- Data in this exercise -
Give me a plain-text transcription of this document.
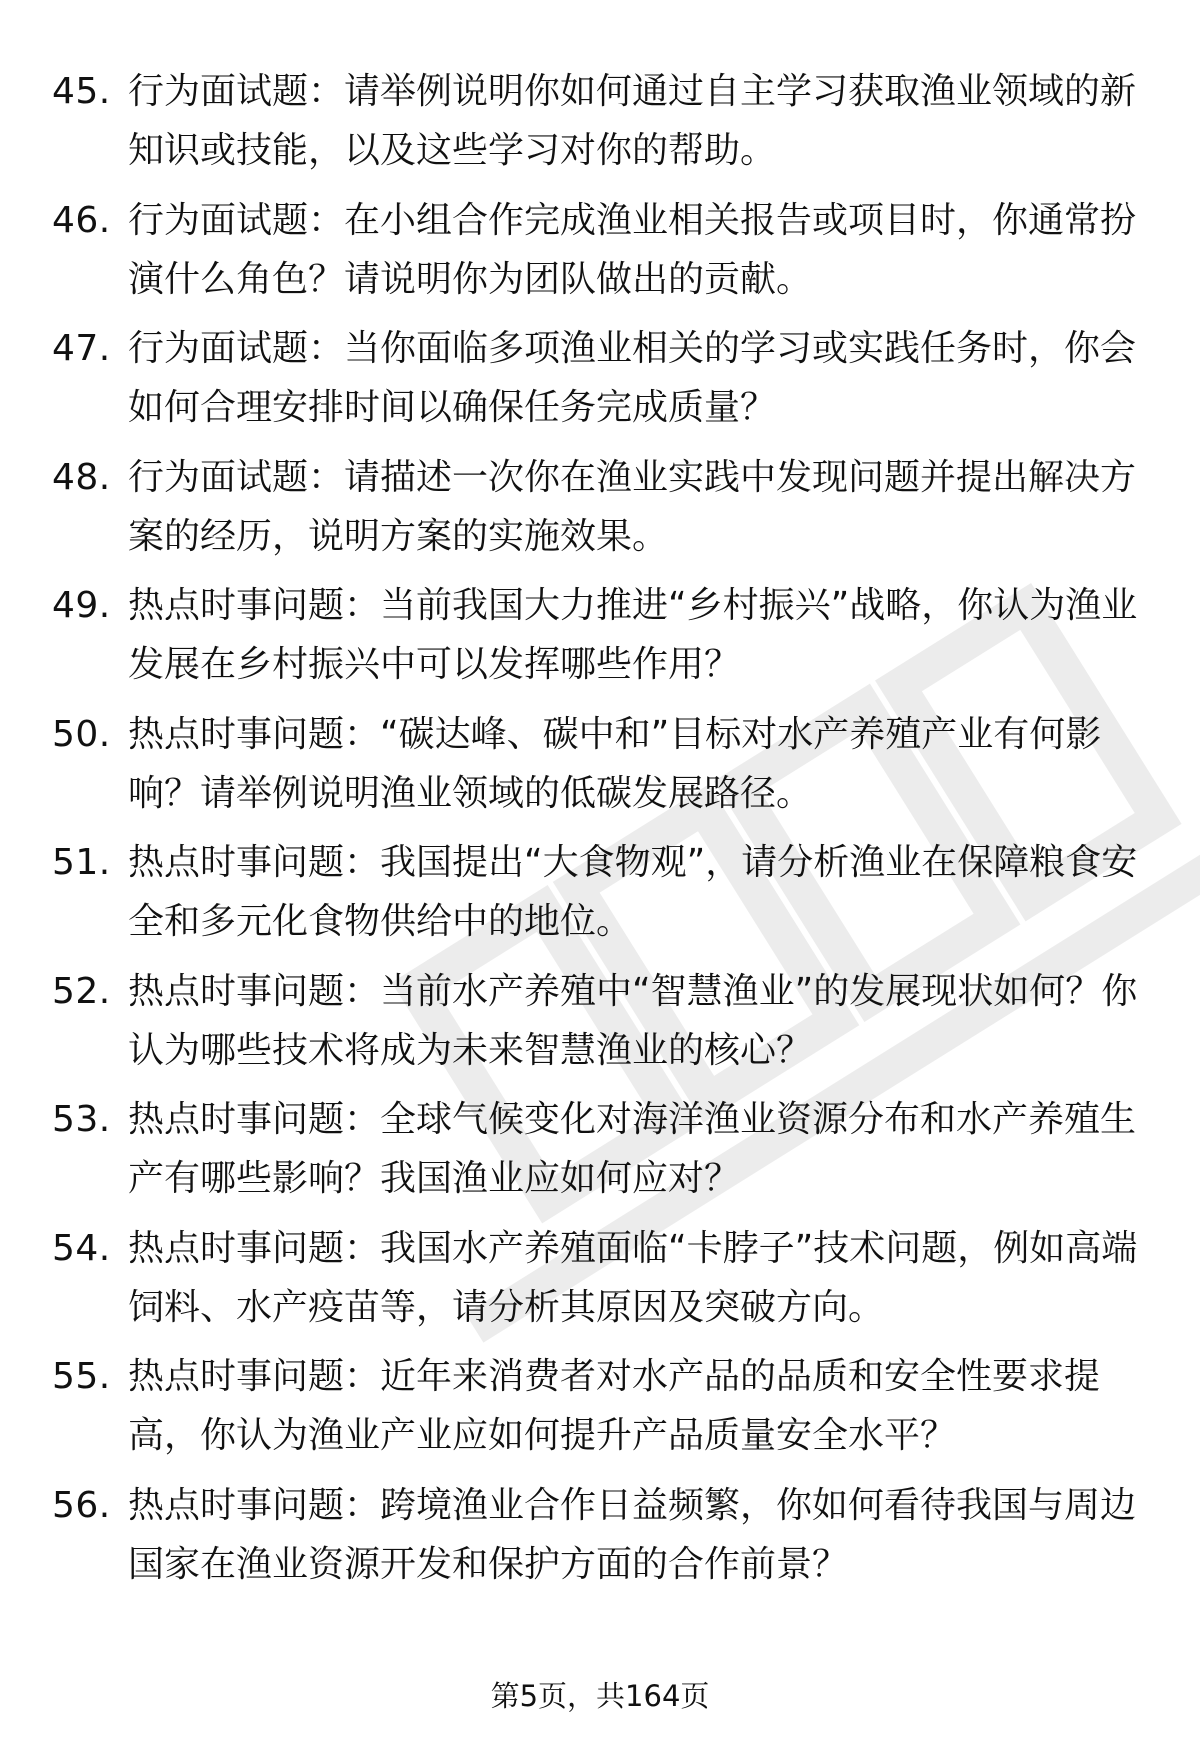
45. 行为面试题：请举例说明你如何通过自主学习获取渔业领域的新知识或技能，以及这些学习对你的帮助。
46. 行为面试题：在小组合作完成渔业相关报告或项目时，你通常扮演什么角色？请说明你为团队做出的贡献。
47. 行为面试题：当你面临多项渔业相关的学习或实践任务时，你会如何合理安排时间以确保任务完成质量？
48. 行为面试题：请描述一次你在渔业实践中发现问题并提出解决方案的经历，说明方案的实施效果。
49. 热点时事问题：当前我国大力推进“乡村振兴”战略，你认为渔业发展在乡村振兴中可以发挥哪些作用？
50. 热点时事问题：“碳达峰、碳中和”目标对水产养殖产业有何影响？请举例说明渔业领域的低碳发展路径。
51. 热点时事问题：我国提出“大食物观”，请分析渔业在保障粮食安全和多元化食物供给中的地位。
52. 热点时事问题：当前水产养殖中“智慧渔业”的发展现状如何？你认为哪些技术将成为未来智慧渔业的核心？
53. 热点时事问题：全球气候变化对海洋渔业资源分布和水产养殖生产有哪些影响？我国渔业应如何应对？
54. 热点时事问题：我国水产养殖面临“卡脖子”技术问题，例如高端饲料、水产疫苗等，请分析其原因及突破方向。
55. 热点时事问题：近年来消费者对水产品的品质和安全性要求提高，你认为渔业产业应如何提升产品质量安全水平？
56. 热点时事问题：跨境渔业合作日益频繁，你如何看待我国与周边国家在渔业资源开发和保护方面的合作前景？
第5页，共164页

- Exercise directions -
Take every line from the data that contains the word "行为面试题".

- Exercise response -
45. 行为面试题：请举例说明你如何通过自主学习获取渔业领域的新知识或技能，以及这些学习对你的帮助。
46. 行为面试题：在小组合作完成渔业相关报告或项目时，你通常扮演什么角色？请说明你为团队做出的贡献。
47. 行为面试题：当你面临多项渔业相关的学习或实践任务时，你会如何合理安排时间以确保任务完成质量？
48. 行为面试题：请描述一次你在渔业实践中发现问题并提出解决方案的经历，说明方案的实施效果。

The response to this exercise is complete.